**OBJECTIVE:** Find each line with the word "values" in it, then give the total alone.

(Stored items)
......

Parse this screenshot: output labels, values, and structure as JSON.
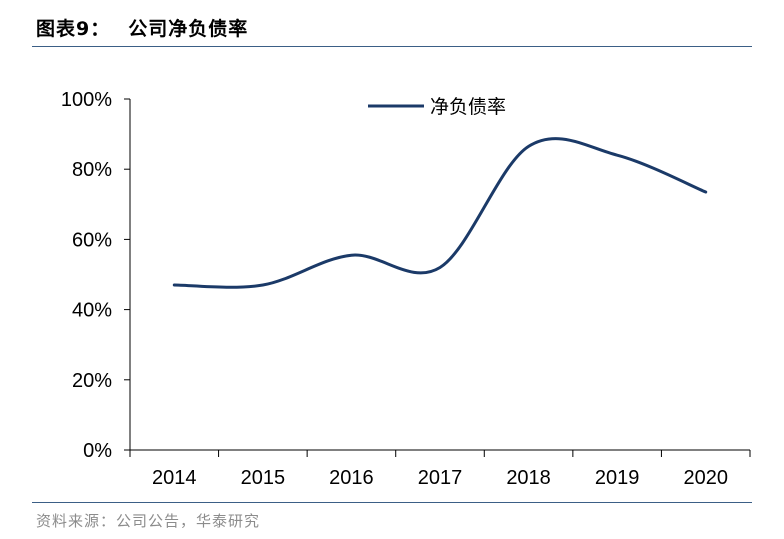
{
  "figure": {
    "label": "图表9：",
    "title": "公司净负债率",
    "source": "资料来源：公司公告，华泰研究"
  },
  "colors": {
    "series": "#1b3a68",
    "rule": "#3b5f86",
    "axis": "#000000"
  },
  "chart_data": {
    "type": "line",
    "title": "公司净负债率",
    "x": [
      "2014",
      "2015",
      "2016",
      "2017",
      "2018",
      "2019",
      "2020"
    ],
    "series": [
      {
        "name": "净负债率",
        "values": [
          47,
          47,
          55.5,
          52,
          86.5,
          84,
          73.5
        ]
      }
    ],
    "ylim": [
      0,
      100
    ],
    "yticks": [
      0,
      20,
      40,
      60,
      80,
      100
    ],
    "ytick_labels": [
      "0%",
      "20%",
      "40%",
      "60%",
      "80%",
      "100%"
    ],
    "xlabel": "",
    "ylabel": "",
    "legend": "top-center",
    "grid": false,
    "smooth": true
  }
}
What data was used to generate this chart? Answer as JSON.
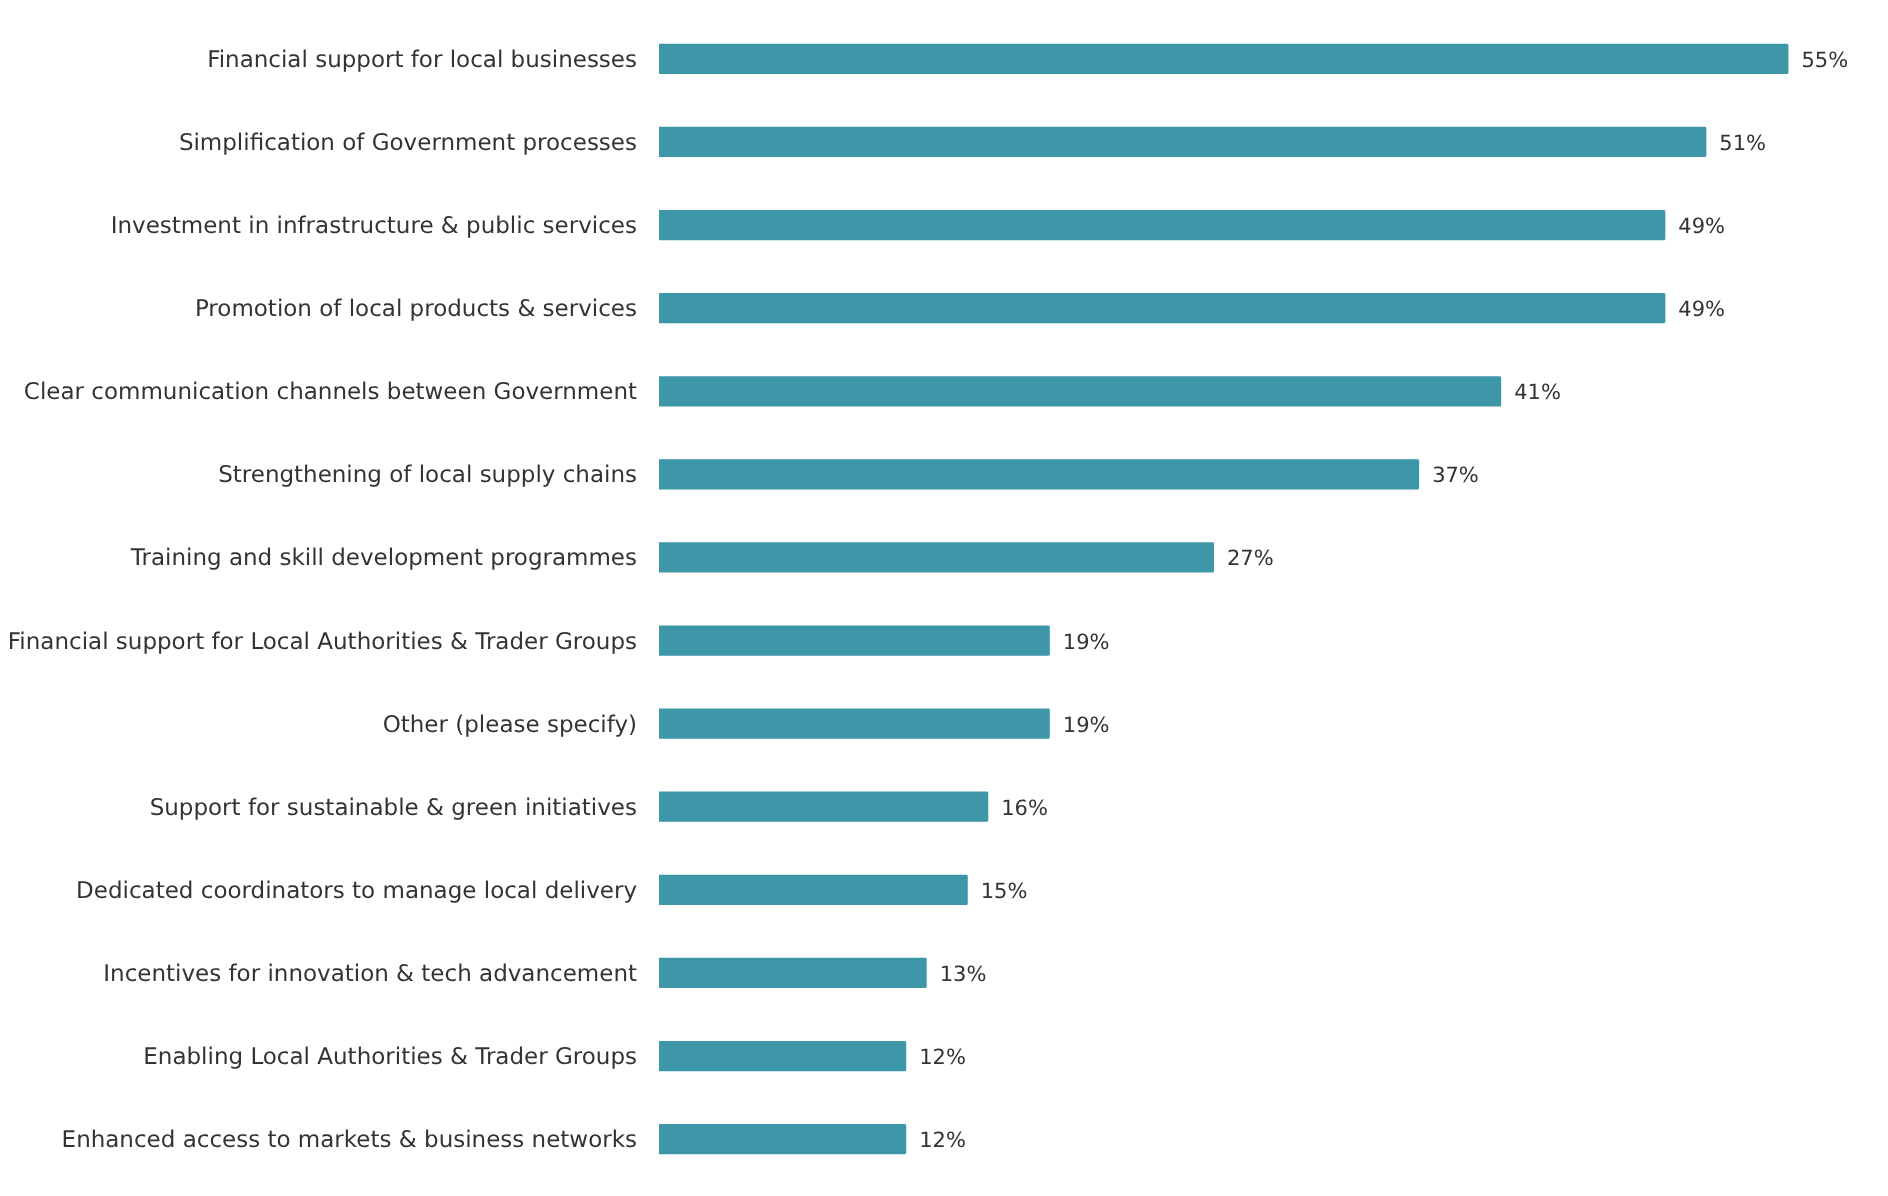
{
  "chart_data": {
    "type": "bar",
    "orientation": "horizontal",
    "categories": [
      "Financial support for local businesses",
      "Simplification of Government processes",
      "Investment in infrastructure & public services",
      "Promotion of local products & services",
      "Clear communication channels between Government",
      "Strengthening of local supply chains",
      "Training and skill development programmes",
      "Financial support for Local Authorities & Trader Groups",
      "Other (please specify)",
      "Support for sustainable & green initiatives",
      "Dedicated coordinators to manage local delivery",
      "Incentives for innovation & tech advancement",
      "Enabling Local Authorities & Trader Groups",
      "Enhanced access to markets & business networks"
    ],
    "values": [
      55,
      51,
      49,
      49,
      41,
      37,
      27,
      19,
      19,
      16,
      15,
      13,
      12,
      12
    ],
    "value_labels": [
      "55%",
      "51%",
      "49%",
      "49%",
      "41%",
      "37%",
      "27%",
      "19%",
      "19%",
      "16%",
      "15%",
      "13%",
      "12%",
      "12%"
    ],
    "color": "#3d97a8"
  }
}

......

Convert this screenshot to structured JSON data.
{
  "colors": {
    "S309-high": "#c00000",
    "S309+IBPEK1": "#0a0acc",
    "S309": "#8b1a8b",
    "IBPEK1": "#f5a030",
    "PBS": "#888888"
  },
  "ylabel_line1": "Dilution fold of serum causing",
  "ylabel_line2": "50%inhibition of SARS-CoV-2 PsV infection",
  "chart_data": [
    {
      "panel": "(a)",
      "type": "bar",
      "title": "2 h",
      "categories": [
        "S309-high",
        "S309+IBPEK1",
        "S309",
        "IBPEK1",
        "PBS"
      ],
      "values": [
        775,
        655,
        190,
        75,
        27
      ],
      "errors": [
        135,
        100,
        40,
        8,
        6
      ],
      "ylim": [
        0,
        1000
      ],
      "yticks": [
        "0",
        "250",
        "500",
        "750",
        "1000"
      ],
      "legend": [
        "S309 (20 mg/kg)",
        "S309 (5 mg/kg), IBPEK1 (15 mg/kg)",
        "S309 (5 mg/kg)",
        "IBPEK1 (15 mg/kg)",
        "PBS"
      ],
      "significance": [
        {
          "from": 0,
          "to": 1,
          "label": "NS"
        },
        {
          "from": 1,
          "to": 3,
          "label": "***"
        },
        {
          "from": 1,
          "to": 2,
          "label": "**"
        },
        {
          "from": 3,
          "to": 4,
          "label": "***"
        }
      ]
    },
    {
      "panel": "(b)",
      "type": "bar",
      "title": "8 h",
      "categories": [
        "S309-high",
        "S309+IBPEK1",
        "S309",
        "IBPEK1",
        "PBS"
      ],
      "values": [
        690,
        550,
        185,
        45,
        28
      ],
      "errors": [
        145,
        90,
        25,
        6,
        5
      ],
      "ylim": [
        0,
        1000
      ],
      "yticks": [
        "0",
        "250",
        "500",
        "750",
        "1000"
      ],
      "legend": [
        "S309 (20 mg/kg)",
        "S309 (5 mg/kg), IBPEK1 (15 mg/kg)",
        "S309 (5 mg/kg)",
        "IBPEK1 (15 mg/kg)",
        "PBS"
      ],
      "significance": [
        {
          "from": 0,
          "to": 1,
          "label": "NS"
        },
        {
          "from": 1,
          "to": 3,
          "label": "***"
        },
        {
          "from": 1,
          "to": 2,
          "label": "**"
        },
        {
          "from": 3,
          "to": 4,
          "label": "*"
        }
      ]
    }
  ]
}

......

**REPLY TO THE EXERCISE:** 5